"""

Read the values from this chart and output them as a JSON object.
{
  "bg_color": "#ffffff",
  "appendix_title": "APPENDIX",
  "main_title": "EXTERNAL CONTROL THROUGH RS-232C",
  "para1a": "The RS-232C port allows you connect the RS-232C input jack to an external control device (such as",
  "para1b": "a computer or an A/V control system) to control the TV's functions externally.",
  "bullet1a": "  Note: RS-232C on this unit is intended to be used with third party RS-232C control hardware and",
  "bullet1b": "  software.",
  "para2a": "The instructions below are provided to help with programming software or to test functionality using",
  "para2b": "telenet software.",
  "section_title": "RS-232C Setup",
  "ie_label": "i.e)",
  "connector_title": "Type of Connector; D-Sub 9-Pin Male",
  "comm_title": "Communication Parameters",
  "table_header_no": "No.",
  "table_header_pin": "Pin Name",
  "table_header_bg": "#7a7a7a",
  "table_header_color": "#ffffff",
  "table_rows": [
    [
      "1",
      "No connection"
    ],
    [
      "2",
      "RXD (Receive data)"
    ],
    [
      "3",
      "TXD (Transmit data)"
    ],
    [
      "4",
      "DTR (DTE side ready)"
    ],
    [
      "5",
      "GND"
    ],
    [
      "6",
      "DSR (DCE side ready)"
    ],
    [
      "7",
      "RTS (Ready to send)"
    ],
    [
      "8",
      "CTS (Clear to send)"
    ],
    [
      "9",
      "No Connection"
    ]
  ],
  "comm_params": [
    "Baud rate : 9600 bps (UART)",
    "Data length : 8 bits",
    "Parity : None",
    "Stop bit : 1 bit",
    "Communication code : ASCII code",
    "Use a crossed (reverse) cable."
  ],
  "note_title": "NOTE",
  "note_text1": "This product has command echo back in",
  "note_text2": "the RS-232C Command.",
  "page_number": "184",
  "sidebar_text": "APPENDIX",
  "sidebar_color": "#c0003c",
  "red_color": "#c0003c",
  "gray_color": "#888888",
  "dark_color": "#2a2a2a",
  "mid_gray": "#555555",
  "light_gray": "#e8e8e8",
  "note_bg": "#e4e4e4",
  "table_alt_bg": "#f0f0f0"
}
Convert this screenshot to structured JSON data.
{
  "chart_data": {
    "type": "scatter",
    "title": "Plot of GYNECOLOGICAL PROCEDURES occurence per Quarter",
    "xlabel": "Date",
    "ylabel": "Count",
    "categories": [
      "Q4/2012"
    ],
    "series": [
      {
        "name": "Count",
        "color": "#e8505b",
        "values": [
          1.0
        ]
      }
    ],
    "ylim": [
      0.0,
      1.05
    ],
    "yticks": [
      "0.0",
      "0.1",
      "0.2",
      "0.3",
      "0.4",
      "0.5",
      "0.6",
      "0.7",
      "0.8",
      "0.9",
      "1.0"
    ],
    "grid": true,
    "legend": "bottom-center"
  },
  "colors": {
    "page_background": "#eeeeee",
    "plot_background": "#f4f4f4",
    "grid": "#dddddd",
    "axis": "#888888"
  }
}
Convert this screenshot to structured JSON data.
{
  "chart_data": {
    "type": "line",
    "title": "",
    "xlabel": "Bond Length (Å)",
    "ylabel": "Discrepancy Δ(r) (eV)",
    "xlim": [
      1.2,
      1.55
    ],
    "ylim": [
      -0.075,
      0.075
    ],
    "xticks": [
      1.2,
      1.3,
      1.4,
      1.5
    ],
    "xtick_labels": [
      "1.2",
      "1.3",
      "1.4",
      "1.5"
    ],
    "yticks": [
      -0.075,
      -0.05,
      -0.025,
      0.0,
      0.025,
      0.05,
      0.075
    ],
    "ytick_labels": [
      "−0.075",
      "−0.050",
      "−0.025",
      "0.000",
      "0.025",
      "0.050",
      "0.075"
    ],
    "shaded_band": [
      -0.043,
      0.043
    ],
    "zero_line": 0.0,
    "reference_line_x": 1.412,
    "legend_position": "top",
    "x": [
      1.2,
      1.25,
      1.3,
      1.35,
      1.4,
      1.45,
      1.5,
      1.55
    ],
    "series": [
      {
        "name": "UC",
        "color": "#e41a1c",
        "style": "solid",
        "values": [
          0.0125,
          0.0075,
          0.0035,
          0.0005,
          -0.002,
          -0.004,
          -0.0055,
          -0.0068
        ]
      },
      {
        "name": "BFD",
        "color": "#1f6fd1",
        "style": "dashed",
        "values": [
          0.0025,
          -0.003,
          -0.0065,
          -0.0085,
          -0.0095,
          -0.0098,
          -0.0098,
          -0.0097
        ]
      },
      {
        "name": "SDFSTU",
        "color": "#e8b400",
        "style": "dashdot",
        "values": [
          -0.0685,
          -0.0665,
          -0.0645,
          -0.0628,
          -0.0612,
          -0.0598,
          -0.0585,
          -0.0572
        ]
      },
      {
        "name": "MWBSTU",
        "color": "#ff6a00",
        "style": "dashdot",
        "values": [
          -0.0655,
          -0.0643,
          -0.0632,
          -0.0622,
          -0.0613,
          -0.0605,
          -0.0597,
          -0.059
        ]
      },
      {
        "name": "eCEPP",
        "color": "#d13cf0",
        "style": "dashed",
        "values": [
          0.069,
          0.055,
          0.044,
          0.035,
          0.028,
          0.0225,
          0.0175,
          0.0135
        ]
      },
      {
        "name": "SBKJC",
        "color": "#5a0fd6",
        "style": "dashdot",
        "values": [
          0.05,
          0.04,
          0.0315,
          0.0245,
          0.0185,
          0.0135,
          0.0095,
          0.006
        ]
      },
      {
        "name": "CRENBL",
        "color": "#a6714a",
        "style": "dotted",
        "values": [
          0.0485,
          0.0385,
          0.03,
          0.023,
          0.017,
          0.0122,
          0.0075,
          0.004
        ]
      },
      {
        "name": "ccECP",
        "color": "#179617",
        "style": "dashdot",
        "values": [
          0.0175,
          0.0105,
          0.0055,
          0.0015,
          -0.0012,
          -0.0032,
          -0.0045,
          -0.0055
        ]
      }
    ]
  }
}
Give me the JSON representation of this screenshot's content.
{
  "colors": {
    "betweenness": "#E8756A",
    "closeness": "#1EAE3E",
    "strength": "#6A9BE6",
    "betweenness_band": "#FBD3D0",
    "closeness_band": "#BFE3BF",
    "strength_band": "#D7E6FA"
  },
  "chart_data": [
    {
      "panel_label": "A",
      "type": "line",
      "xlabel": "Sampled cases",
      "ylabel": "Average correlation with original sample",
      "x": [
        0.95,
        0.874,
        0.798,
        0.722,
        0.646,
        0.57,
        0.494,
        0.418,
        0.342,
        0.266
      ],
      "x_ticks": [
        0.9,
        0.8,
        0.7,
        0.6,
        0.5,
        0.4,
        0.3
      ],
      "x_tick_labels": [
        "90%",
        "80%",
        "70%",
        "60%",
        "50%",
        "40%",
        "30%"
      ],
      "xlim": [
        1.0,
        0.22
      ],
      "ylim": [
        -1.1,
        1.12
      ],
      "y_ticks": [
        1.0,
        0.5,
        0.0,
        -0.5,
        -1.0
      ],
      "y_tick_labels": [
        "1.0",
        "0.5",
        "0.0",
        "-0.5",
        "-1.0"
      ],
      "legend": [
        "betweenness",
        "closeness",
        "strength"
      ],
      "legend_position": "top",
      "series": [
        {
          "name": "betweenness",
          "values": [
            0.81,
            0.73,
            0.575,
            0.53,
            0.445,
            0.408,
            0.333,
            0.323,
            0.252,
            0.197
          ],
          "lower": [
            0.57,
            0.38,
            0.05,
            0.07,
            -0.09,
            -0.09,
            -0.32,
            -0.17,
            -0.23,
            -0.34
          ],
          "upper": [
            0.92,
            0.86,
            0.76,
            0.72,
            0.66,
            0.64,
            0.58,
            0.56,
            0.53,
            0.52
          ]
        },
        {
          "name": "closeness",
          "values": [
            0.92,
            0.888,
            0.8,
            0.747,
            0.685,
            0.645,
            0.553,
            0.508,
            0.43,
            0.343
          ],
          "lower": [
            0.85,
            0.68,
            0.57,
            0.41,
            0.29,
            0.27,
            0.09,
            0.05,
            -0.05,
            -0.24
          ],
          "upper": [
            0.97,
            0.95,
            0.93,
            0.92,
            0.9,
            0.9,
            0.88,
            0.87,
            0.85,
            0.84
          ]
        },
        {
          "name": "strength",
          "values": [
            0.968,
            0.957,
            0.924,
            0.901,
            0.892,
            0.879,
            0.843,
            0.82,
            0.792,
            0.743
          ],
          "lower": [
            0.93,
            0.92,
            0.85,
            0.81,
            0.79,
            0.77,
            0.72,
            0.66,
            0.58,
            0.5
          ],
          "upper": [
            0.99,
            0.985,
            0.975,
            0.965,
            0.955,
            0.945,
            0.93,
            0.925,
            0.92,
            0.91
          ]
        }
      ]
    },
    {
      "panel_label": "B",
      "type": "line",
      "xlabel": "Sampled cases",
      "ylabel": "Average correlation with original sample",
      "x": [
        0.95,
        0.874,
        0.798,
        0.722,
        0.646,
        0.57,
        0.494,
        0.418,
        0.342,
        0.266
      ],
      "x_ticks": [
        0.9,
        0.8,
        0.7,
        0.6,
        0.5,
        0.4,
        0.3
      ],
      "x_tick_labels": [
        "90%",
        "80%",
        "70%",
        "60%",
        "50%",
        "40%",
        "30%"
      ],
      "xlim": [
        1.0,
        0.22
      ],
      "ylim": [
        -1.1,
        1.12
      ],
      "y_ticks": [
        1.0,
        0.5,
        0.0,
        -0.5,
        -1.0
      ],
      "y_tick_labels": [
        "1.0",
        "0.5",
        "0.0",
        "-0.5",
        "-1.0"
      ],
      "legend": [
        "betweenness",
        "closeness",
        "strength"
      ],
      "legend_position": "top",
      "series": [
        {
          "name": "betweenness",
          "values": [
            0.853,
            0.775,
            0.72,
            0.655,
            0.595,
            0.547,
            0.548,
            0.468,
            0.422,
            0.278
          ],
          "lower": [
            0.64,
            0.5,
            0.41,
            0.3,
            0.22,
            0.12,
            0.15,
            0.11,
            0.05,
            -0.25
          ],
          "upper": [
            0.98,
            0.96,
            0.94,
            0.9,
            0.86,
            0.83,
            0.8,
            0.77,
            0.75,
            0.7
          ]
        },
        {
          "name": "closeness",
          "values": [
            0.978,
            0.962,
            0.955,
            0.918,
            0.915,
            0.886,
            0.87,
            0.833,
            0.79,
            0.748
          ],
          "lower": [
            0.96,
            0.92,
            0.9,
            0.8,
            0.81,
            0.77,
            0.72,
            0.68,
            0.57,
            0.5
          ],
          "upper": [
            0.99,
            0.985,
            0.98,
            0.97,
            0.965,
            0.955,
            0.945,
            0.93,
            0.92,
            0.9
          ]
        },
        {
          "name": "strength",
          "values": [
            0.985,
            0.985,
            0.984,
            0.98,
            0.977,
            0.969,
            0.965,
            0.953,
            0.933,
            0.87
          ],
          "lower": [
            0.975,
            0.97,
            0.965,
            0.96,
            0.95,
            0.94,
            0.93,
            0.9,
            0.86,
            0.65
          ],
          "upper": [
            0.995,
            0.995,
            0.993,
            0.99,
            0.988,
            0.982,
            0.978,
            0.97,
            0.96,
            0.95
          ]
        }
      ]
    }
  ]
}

"""

Exercise instructions — Search the preceding listing for "APPENDIX" and extract every line where it is found.

The result —
  "appendix_title": "APPENDIX",
  "sidebar_text": "APPENDIX",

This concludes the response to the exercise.